__Excerpted passage__.
++++++++

Circulation and Cardiovascular Systems Notes
32.2 Transport in Vertebrates
All vertebrates have a closed circulatory system called a cardiovascular system.
Vertebrate heart:
Atria receive blood from general circulation.
Ventricles pump blood out through blood vessels.
Vertebrate vessels:
Arteries carry blood away from the heart.
Arterioles are small arteries leading to capillaries.
Their diameters are regulated by the nervous and endocrine systems.
Capillaries exchange materials with tissue fluid (interstitial).
Venules join to form a vein.
Veins return blood to the heart.
Both venules and veins collect blood from capillary beds.
Comparison of Circulatory Pathways
Fish: Blood flows in a single loop.
Single atrium and single ventricle.
Amphibians: Blood flows in a double loop.
Systemic circuit and pulmonary circuit.
Two atria with a single ventricle.
Most reptiles: A septum partially divides the ventricle.
Mixing of oxygen-rich and oxygen-poor blood is kept to a minimum.
In crocodilians, the septum completely separates the ventricle.
Birds and mammals: Blood flows in a double loop (two circuits).
The heart is also divided by a septum into separate sides.
The right ventricle pumps blood to the lungs; the left ventricle pumps blood to the rest of the body.
Blood pressure is adequate for both pulmonary and systemic circuits.
32.3 The Human Cardiovascular System
The Human Heart:
Fist-sized and cone-shaped.
Located between the lungs directly behind the sternum (breastbone).
Muscular organ (cardiac fibers).
Lies within a membranous sac (the pericardium).
Structure of the Heart:
The septum separates the heart into left and right sides.
Each side has two chambers:
Atria (upper chambers):
Thin-walled.
Receive blood from circulation.
Ventricles (lower chambers):
Thick-walled.
Pump blood away from the heart.
Valves:
Valves open and close to control blood flow through the heart.
Atrioventricular valves:
Tricuspid valve: between the right atrium and ventricle.
Bicuspid valve: between the left atrium and ventricle.
Semilunar valves:
Pulmonary semilunar valve: between the right ventricle and pulmonary trunk.
Aortic semilunar valve: between the left ventricle and aorta.
Pathway of Blood Through Heart:
Blood returning to the heart from the systemic circuit:
Venae cavae return blood to the right atrium.
The right atrium pumps blood through the tricuspid valve to the right ventricle.
The right ventricle pumps blood through the pulmonary semilunar valve to the pulmonary circuit.
Blood returning to the heart from the pulmonary circuit:
Enters the left atrium.
The left atrium pumps blood through the bicuspid valve to the left ventricle.
The left ventricle pumps blood through the aortic semilunar valve to the systemic circuit.
Oxygen-poor blood never mixes with oxygen-rich blood (in humans).
Blood must go through the lungs in order to pass from the right side to the left side of the heart.
Heartbeat:
Systole: Contraction of heart chambers.
Diastole: Relaxation of heart chambers.

++++++++

__Tasks and exercises__.
1. Please write out the cardiovascular notes word for word from "Pump blood away" up to and including "left atrium and ventricle.".
2. Answer these from the cardiovascular notes:
(a) How many atria and ventricles does a fish heart have?
(b) What is the membranous sac around the human heart called?
(c) Which valve lies between the left atrium and the left ventricle?

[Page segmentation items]
++++++++

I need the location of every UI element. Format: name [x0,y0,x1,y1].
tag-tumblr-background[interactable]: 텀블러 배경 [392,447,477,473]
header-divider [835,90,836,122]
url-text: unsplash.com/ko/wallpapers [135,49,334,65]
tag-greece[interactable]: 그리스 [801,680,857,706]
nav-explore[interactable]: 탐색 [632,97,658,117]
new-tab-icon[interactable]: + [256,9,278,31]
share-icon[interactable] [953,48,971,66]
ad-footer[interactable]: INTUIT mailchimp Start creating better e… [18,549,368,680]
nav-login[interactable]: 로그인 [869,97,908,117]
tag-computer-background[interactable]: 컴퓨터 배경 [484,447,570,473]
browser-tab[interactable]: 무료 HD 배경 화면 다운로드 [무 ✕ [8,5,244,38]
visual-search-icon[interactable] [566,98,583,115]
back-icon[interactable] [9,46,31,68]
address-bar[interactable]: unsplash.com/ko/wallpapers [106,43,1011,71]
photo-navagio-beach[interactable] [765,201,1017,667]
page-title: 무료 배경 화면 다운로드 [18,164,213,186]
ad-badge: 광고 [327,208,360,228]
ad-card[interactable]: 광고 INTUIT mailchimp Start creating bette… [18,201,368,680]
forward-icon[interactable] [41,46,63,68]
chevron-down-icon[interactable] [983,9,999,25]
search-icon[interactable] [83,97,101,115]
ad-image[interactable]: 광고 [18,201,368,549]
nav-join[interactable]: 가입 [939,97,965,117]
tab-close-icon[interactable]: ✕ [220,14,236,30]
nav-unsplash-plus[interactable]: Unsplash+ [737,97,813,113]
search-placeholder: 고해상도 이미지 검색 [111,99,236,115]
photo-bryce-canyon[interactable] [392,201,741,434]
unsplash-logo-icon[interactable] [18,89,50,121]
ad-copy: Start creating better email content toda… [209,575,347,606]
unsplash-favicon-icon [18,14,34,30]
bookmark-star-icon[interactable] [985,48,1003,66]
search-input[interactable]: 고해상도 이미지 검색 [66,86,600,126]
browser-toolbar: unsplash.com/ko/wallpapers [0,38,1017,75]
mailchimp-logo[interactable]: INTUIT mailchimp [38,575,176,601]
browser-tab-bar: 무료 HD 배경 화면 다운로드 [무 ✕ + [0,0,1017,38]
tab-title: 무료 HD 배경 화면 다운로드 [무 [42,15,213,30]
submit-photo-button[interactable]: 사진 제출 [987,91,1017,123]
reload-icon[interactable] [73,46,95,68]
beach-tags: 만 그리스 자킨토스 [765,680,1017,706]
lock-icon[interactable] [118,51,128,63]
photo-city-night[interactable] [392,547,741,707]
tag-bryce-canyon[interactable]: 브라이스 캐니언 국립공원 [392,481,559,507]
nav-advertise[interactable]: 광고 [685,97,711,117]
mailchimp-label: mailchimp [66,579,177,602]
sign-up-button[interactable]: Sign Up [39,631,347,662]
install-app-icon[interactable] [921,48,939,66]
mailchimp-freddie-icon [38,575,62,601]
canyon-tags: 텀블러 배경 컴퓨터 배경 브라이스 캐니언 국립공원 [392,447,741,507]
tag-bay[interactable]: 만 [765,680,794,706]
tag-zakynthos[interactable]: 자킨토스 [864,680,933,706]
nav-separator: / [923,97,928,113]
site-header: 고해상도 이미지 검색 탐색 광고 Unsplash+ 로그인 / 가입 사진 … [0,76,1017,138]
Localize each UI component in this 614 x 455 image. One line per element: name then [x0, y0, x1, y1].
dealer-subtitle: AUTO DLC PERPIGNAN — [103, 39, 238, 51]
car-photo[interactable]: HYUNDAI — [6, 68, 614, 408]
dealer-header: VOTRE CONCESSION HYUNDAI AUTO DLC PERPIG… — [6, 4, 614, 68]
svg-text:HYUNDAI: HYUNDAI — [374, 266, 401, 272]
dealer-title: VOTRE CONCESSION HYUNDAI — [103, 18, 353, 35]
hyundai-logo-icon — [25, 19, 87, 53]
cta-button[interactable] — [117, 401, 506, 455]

++++++++

__Answers per task__.
1.
Pump blood away from the heart.
Valves:
Valves open and close to control blood flow through the heart.
Atrioventricular valves:
Tricuspid valve: between the right atrium and ventricle.
Bicuspid valve: between the left atrium and ventricle.

2.
(a) A single atrium and a single ventricle.
(b) The pericardium.
(c) The bicuspid valve.